**SUPPLIED RECORDS:**

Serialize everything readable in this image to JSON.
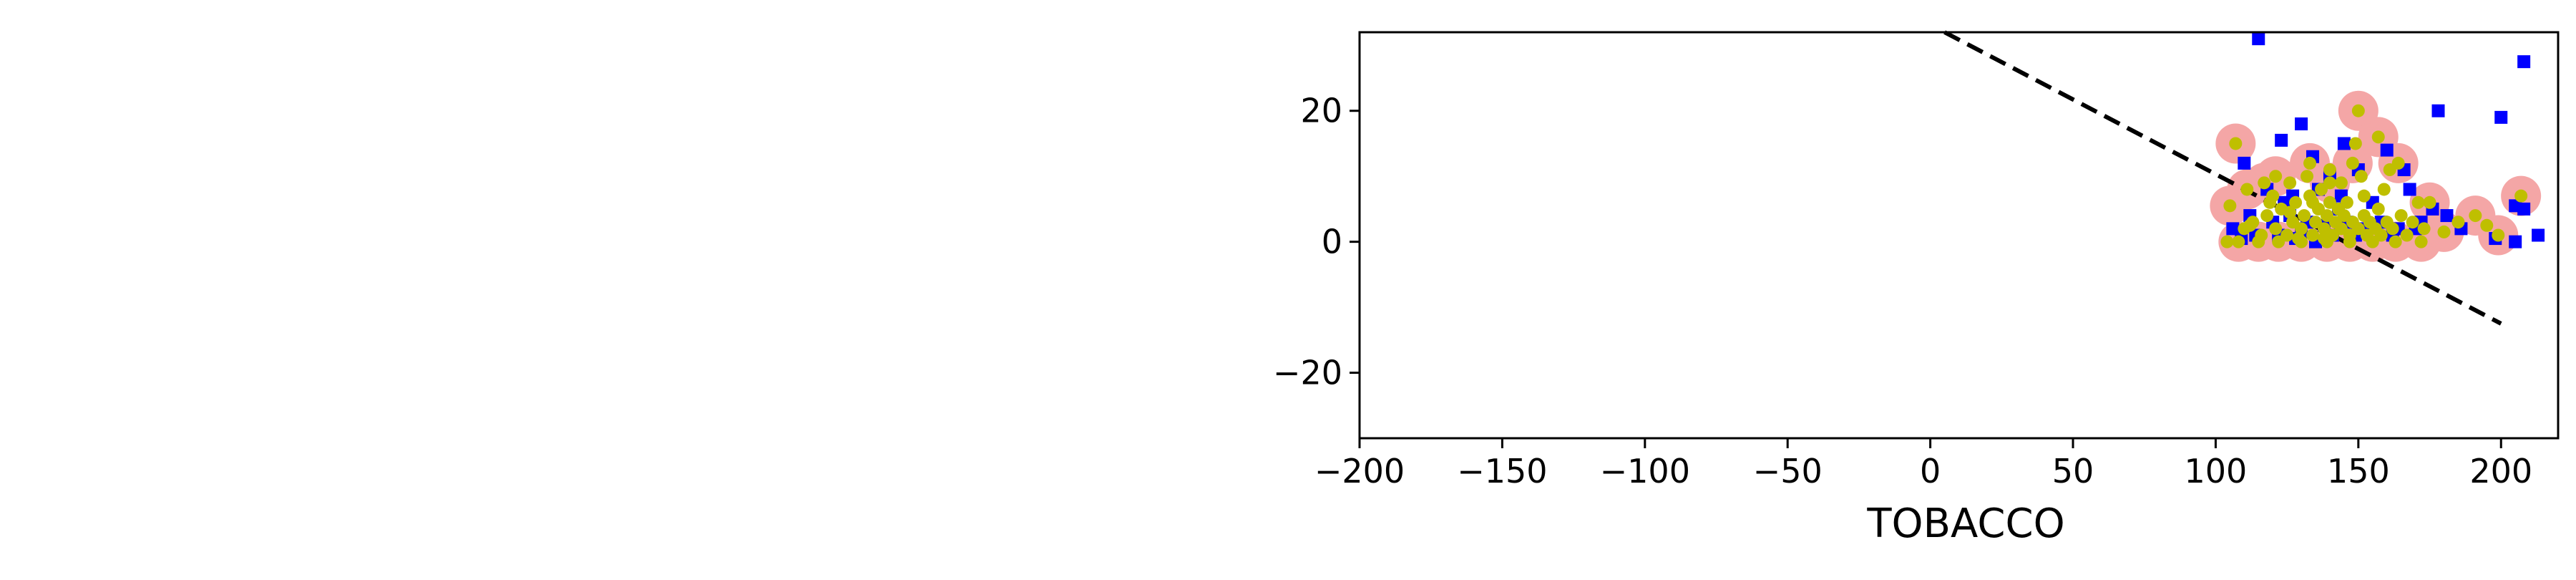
{
  "chart_data": {
    "type": "scatter",
    "title": "",
    "xlabel": "TOBACCO",
    "ylabel": "",
    "xlim": [
      -200,
      220
    ],
    "ylim": [
      -30,
      32
    ],
    "x_ticks": [
      -200,
      -150,
      -100,
      -50,
      0,
      50,
      100,
      150,
      200
    ],
    "x_tick_labels": [
      "−200",
      "−150",
      "−100",
      "−50",
      "0",
      "50",
      "100",
      "150",
      "200"
    ],
    "y_ticks": [
      20,
      0,
      -20
    ],
    "y_tick_labels": [
      "20",
      "0",
      "−20"
    ],
    "grid": false,
    "colors": {
      "blue_squares": "#0000ff",
      "yellow_dots": "#bfbf00",
      "pink_halos": "#f4a6a6",
      "fit_line": "#000000"
    },
    "series": [
      {
        "marker": "square",
        "color": "#0000ff",
        "points": [
          [
            115,
            31
          ],
          [
            208,
            27.5
          ],
          [
            130,
            18
          ],
          [
            178,
            20
          ],
          [
            200,
            19
          ],
          [
            123,
            15.5
          ],
          [
            145,
            15
          ],
          [
            134,
            13
          ],
          [
            110,
            12
          ],
          [
            160,
            14
          ],
          [
            140,
            10
          ],
          [
            150,
            11
          ],
          [
            166,
            11
          ],
          [
            118,
            8
          ],
          [
            127,
            7
          ],
          [
            136,
            8
          ],
          [
            144,
            7
          ],
          [
            155,
            6
          ],
          [
            168,
            8
          ],
          [
            176,
            5
          ],
          [
            181,
            4
          ],
          [
            205,
            5.5
          ],
          [
            208,
            5
          ],
          [
            112,
            4
          ],
          [
            120,
            3
          ],
          [
            126,
            4
          ],
          [
            132,
            3
          ],
          [
            138,
            2.5
          ],
          [
            146,
            3
          ],
          [
            152,
            2
          ],
          [
            158,
            3
          ],
          [
            164,
            2
          ],
          [
            172,
            3
          ],
          [
            186,
            2
          ],
          [
            106,
            2
          ],
          [
            114,
            1
          ],
          [
            122,
            1
          ],
          [
            130,
            1.5
          ],
          [
            141,
            1
          ],
          [
            149,
            1
          ],
          [
            162,
            1
          ],
          [
            170,
            2
          ],
          [
            198,
            0.5
          ],
          [
            205,
            0
          ],
          [
            213,
            1
          ],
          [
            128,
            0.5
          ],
          [
            135,
            0
          ],
          [
            109,
            0.5
          ],
          [
            124,
            6
          ],
          [
            143,
            5
          ]
        ]
      },
      {
        "marker": "circle-halo",
        "color": "#bfbf00",
        "halo_color": "#f4a6a6",
        "points": [
          [
            150,
            20
          ],
          [
            107,
            15
          ],
          [
            157,
            16
          ],
          [
            164,
            12
          ],
          [
            148,
            12
          ],
          [
            133,
            12
          ],
          [
            140,
            9
          ],
          [
            175,
            6
          ],
          [
            191,
            4
          ],
          [
            207,
            7
          ],
          [
            199,
            1
          ],
          [
            180,
            1.5
          ],
          [
            105,
            5.5
          ],
          [
            111,
            8
          ],
          [
            117,
            9
          ],
          [
            121,
            10
          ],
          [
            108,
            0
          ],
          [
            115,
            0
          ],
          [
            122,
            0
          ],
          [
            130,
            0
          ],
          [
            139,
            0
          ],
          [
            147,
            0
          ],
          [
            155,
            0
          ],
          [
            163,
            0
          ],
          [
            172,
            0
          ]
        ]
      },
      {
        "marker": "circle",
        "color": "#bfbf00",
        "points": [
          [
            104,
            0
          ],
          [
            110,
            2
          ],
          [
            113,
            3
          ],
          [
            116,
            1
          ],
          [
            118,
            4
          ],
          [
            121,
            2
          ],
          [
            123,
            5
          ],
          [
            125,
            1
          ],
          [
            127,
            3
          ],
          [
            128,
            6
          ],
          [
            130,
            2
          ],
          [
            131,
            4
          ],
          [
            133,
            7
          ],
          [
            134,
            1
          ],
          [
            135,
            3
          ],
          [
            136,
            5
          ],
          [
            137,
            8
          ],
          [
            138,
            2
          ],
          [
            139,
            4
          ],
          [
            140,
            6
          ],
          [
            141,
            1
          ],
          [
            142,
            3
          ],
          [
            143,
            5
          ],
          [
            144,
            2
          ],
          [
            145,
            4
          ],
          [
            146,
            6
          ],
          [
            147,
            1
          ],
          [
            148,
            3
          ],
          [
            149,
            15
          ],
          [
            150,
            2
          ],
          [
            151,
            10
          ],
          [
            152,
            4
          ],
          [
            153,
            1
          ],
          [
            154,
            3
          ],
          [
            156,
            2
          ],
          [
            157,
            5
          ],
          [
            158,
            1
          ],
          [
            159,
            8
          ],
          [
            160,
            3
          ],
          [
            161,
            11
          ],
          [
            162,
            2
          ],
          [
            165,
            4
          ],
          [
            167,
            1
          ],
          [
            169,
            3
          ],
          [
            171,
            6
          ],
          [
            173,
            2
          ],
          [
            120,
            7
          ],
          [
            126,
            9
          ],
          [
            132,
            10
          ],
          [
            144,
            9
          ],
          [
            119,
            6
          ],
          [
            112,
            2.5
          ],
          [
            129,
            0.5
          ],
          [
            138,
            0.5
          ],
          [
            185,
            3
          ],
          [
            195,
            2.5
          ],
          [
            140,
            11
          ],
          [
            126,
            4.5
          ],
          [
            134,
            6
          ],
          [
            152,
            7
          ]
        ]
      },
      {
        "marker": "dashed-line",
        "color": "#000000",
        "points": [
          [
            5,
            32
          ],
          [
            200,
            -12.5
          ]
        ]
      }
    ]
  }
}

**STATED PROBLEM:**
Repeat the listing verbatim. Skip the pictures.

**EXERCISE RESPONSE:**
Serialize everything readable in this image to JSON.
{
  "chart_data": {
    "type": "scatter",
    "title": "",
    "xlabel": "TOBACCO",
    "ylabel": "",
    "xlim": [
      -200,
      220
    ],
    "ylim": [
      -30,
      32
    ],
    "x_ticks": [
      -200,
      -150,
      -100,
      -50,
      0,
      50,
      100,
      150,
      200
    ],
    "x_tick_labels": [
      "−200",
      "−150",
      "−100",
      "−50",
      "0",
      "50",
      "100",
      "150",
      "200"
    ],
    "y_ticks": [
      20,
      0,
      -20
    ],
    "y_tick_labels": [
      "20",
      "0",
      "−20"
    ],
    "grid": false,
    "colors": {
      "blue_squares": "#0000ff",
      "yellow_dots": "#bfbf00",
      "pink_halos": "#f4a6a6",
      "fit_line": "#000000"
    },
    "series": [
      {
        "marker": "square",
        "color": "#0000ff",
        "points": [
          [
            115,
            31
          ],
          [
            208,
            27.5
          ],
          [
            130,
            18
          ],
          [
            178,
            20
          ],
          [
            200,
            19
          ],
          [
            123,
            15.5
          ],
          [
            145,
            15
          ],
          [
            134,
            13
          ],
          [
            110,
            12
          ],
          [
            160,
            14
          ],
          [
            140,
            10
          ],
          [
            150,
            11
          ],
          [
            166,
            11
          ],
          [
            118,
            8
          ],
          [
            127,
            7
          ],
          [
            136,
            8
          ],
          [
            144,
            7
          ],
          [
            155,
            6
          ],
          [
            168,
            8
          ],
          [
            176,
            5
          ],
          [
            181,
            4
          ],
          [
            205,
            5.5
          ],
          [
            208,
            5
          ],
          [
            112,
            4
          ],
          [
            120,
            3
          ],
          [
            126,
            4
          ],
          [
            132,
            3
          ],
          [
            138,
            2.5
          ],
          [
            146,
            3
          ],
          [
            152,
            2
          ],
          [
            158,
            3
          ],
          [
            164,
            2
          ],
          [
            172,
            3
          ],
          [
            186,
            2
          ],
          [
            106,
            2
          ],
          [
            114,
            1
          ],
          [
            122,
            1
          ],
          [
            130,
            1.5
          ],
          [
            141,
            1
          ],
          [
            149,
            1
          ],
          [
            162,
            1
          ],
          [
            170,
            2
          ],
          [
            198,
            0.5
          ],
          [
            205,
            0
          ],
          [
            213,
            1
          ],
          [
            128,
            0.5
          ],
          [
            135,
            0
          ],
          [
            109,
            0.5
          ],
          [
            124,
            6
          ],
          [
            143,
            5
          ]
        ]
      },
      {
        "marker": "circle-halo",
        "color": "#bfbf00",
        "halo_color": "#f4a6a6",
        "points": [
          [
            150,
            20
          ],
          [
            107,
            15
          ],
          [
            157,
            16
          ],
          [
            164,
            12
          ],
          [
            148,
            12
          ],
          [
            133,
            12
          ],
          [
            140,
            9
          ],
          [
            175,
            6
          ],
          [
            191,
            4
          ],
          [
            207,
            7
          ],
          [
            199,
            1
          ],
          [
            180,
            1.5
          ],
          [
            105,
            5.5
          ],
          [
            111,
            8
          ],
          [
            117,
            9
          ],
          [
            121,
            10
          ],
          [
            108,
            0
          ],
          [
            115,
            0
          ],
          [
            122,
            0
          ],
          [
            130,
            0
          ],
          [
            139,
            0
          ],
          [
            147,
            0
          ],
          [
            155,
            0
          ],
          [
            163,
            0
          ],
          [
            172,
            0
          ]
        ]
      },
      {
        "marker": "circle",
        "color": "#bfbf00",
        "points": [
          [
            104,
            0
          ],
          [
            110,
            2
          ],
          [
            113,
            3
          ],
          [
            116,
            1
          ],
          [
            118,
            4
          ],
          [
            121,
            2
          ],
          [
            123,
            5
          ],
          [
            125,
            1
          ],
          [
            127,
            3
          ],
          [
            128,
            6
          ],
          [
            130,
            2
          ],
          [
            131,
            4
          ],
          [
            133,
            7
          ],
          [
            134,
            1
          ],
          [
            135,
            3
          ],
          [
            136,
            5
          ],
          [
            137,
            8
          ],
          [
            138,
            2
          ],
          [
            139,
            4
          ],
          [
            140,
            6
          ],
          [
            141,
            1
          ],
          [
            142,
            3
          ],
          [
            143,
            5
          ],
          [
            144,
            2
          ],
          [
            145,
            4
          ],
          [
            146,
            6
          ],
          [
            147,
            1
          ],
          [
            148,
            3
          ],
          [
            149,
            15
          ],
          [
            150,
            2
          ],
          [
            151,
            10
          ],
          [
            152,
            4
          ],
          [
            153,
            1
          ],
          [
            154,
            3
          ],
          [
            156,
            2
          ],
          [
            157,
            5
          ],
          [
            158,
            1
          ],
          [
            159,
            8
          ],
          [
            160,
            3
          ],
          [
            161,
            11
          ],
          [
            162,
            2
          ],
          [
            165,
            4
          ],
          [
            167,
            1
          ],
          [
            169,
            3
          ],
          [
            171,
            6
          ],
          [
            173,
            2
          ],
          [
            120,
            7
          ],
          [
            126,
            9
          ],
          [
            132,
            10
          ],
          [
            144,
            9
          ],
          [
            119,
            6
          ],
          [
            112,
            2.5
          ],
          [
            129,
            0.5
          ],
          [
            138,
            0.5
          ],
          [
            185,
            3
          ],
          [
            195,
            2.5
          ],
          [
            140,
            11
          ],
          [
            126,
            4.5
          ],
          [
            134,
            6
          ],
          [
            152,
            7
          ]
        ]
      },
      {
        "marker": "dashed-line",
        "color": "#000000",
        "points": [
          [
            5,
            32
          ],
          [
            200,
            -12.5
          ]
        ]
      }
    ]
  }
}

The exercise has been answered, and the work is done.